WHAT TO WORK ON
In the premise liability passage below, write out the text from "Do You Have" to "risk of harm.", swapping "lawyers" for "attorneys".

SELECTED PASSAGE

****************************************

Tort law is governed by civil common law. Which means that there are no statutes that give lawyers a black and white description to apply to specific cases and then bam-boom-violá your done. Instead, attorney’s have to perform rigorous studies over previous court verdicts and testimonies to prove negligence or liability of another party.
Premise liability cases, cases involving a plaintiff who was injured on the defendant’s property, center around the core of the law’s ambiguity because the four elements that establish a property owner as liable are hard to establish clearly.
Do You Have A Premise Liability Case?
In a premise liability case, lawyers have to work with the frustrating part of implementing elements of the law that can be interpreted in countless ways. These malleable elements include determining what is “foreseeable” and what is “reasonable” to foresee. We can understand where two parties with opposing interests would obviously disagree. Here are the four elements that have to be proven in a premise liability case:
- A condition on the premise posed an unreasonable risk of harm.

****************************************

AVAILABLE DATA
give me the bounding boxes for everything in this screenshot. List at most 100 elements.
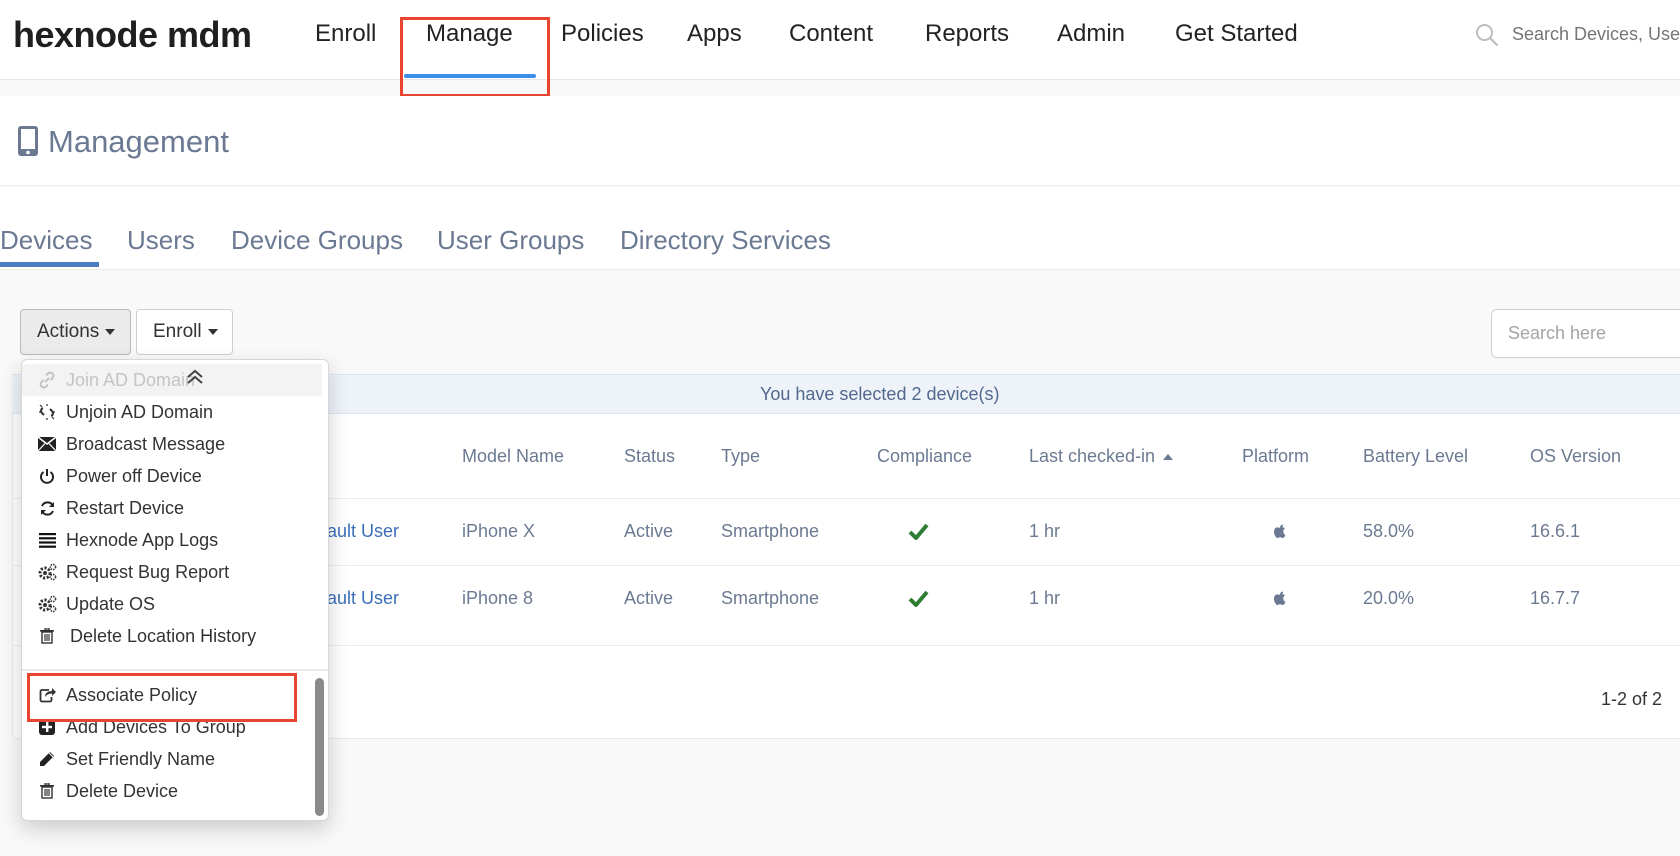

****************************************

FINISHED TASK
Do You Have A Premise Liability Case?
In a premise liability case, attorneys have to work with the frustrating part of implementing elements of the law that can be interpreted in countless ways. These malleable elements include determining what is “foreseeable” and what is “reasonable” to foresee. We can understand where two parties with opposing interests would obviously disagree. Here are the four elements that have to be proven in a premise liability case:
- A condition on the premise posed an unreasonable risk of harm.